### What you have to do:
Look below. Copy each line that has "Alles" in it.
____ Provided records
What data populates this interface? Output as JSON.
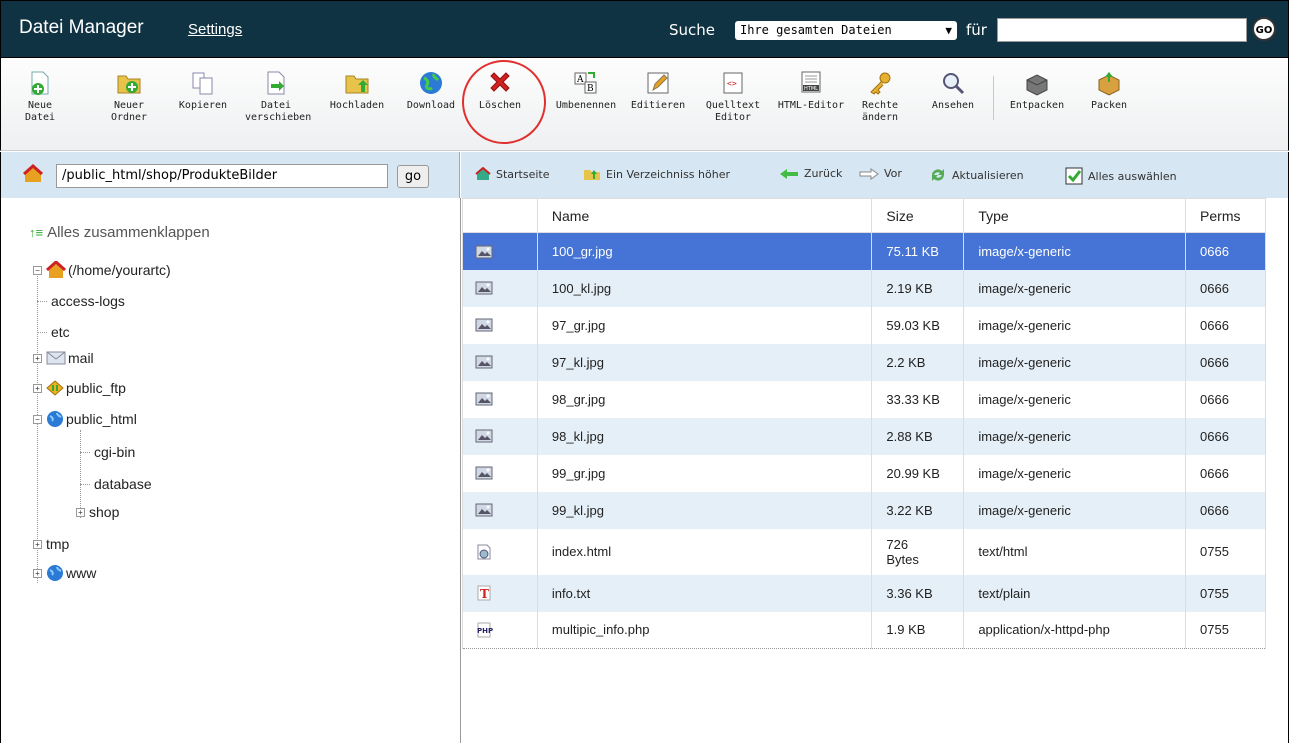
{
  "header": {
    "title": "Datei Manager",
    "settings_link": "Settings",
    "search_label": "Suche",
    "search_scope": "Ihre gesamten Dateien",
    "for_label": "für",
    "go_label": "GO"
  },
  "toolbar": {
    "new_file": "Neue Datei",
    "new_folder": "Neuer Ordner",
    "copy": "Kopieren",
    "move": "Datei verschieben",
    "upload": "Hochladen",
    "download": "Download",
    "delete": "Löschen",
    "rename": "Umbenennen",
    "edit": "Editieren",
    "source_editor": "Quelltext Editor",
    "html_editor": "HTML-Editor",
    "permissions": "Rechte ändern",
    "view": "Ansehen",
    "extract": "Entpacken",
    "compress": "Packen"
  },
  "pathbar": {
    "path": "/public_html/shop/ProdukteBilder",
    "go": "go"
  },
  "nav": {
    "home": "Startseite",
    "up": "Ein Verzeichniss höher",
    "back": "Zurück",
    "forward": "Vor",
    "refresh": "Aktualisieren",
    "select_all": "Alles auswählen"
  },
  "tree": {
    "collapse_all": "Alles zusammenklappen",
    "root": "(/home/yourartc)",
    "items": [
      "access-logs",
      "etc",
      "mail",
      "public_ftp",
      "public_html",
      "cgi-bin",
      "database",
      "shop",
      "tmp",
      "www"
    ]
  },
  "files": {
    "columns": [
      "Name",
      "Size",
      "Type",
      "Perms"
    ],
    "rows": [
      {
        "name": "100_gr.jpg",
        "size": "75.11 KB",
        "type": "image/x-generic",
        "perms": "0666",
        "icon": "image-icon"
      },
      {
        "name": "100_kl.jpg",
        "size": "2.19 KB",
        "type": "image/x-generic",
        "perms": "0666",
        "icon": "image-icon"
      },
      {
        "name": "97_gr.jpg",
        "size": "59.03 KB",
        "type": "image/x-generic",
        "perms": "0666",
        "icon": "image-icon"
      },
      {
        "name": "97_kl.jpg",
        "size": "2.2 KB",
        "type": "image/x-generic",
        "perms": "0666",
        "icon": "image-icon"
      },
      {
        "name": "98_gr.jpg",
        "size": "33.33 KB",
        "type": "image/x-generic",
        "perms": "0666",
        "icon": "image-icon"
      },
      {
        "name": "98_kl.jpg",
        "size": "2.88 KB",
        "type": "image/x-generic",
        "perms": "0666",
        "icon": "image-icon"
      },
      {
        "name": "99_gr.jpg",
        "size": "20.99 KB",
        "type": "image/x-generic",
        "perms": "0666",
        "icon": "image-icon"
      },
      {
        "name": "99_kl.jpg",
        "size": "3.22 KB",
        "type": "image/x-generic",
        "perms": "0666",
        "icon": "image-icon"
      },
      {
        "name": "index.html",
        "size": "726 Bytes",
        "type": "text/html",
        "perms": "0755",
        "icon": "html-file-icon"
      },
      {
        "name": "info.txt",
        "size": "3.36 KB",
        "type": "text/plain",
        "perms": "0755",
        "icon": "text-file-icon"
      },
      {
        "name": "multipic_info.php",
        "size": "1.9 KB",
        "type": "application/x-httpd-php",
        "perms": "0755",
        "icon": "php-file-icon"
      }
    ]
  },
  "colors": {
    "header_bg": "#0f3342",
    "selected_row": "#4573d6",
    "alt_row": "#e5eff7",
    "bar_bg": "#d6e6f2",
    "highlight_circle": "#e03030"
  }
}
________
### Task answer:
    "select_all": "Alles auswählen"
    "collapse_all": "Alles zusammenklappen",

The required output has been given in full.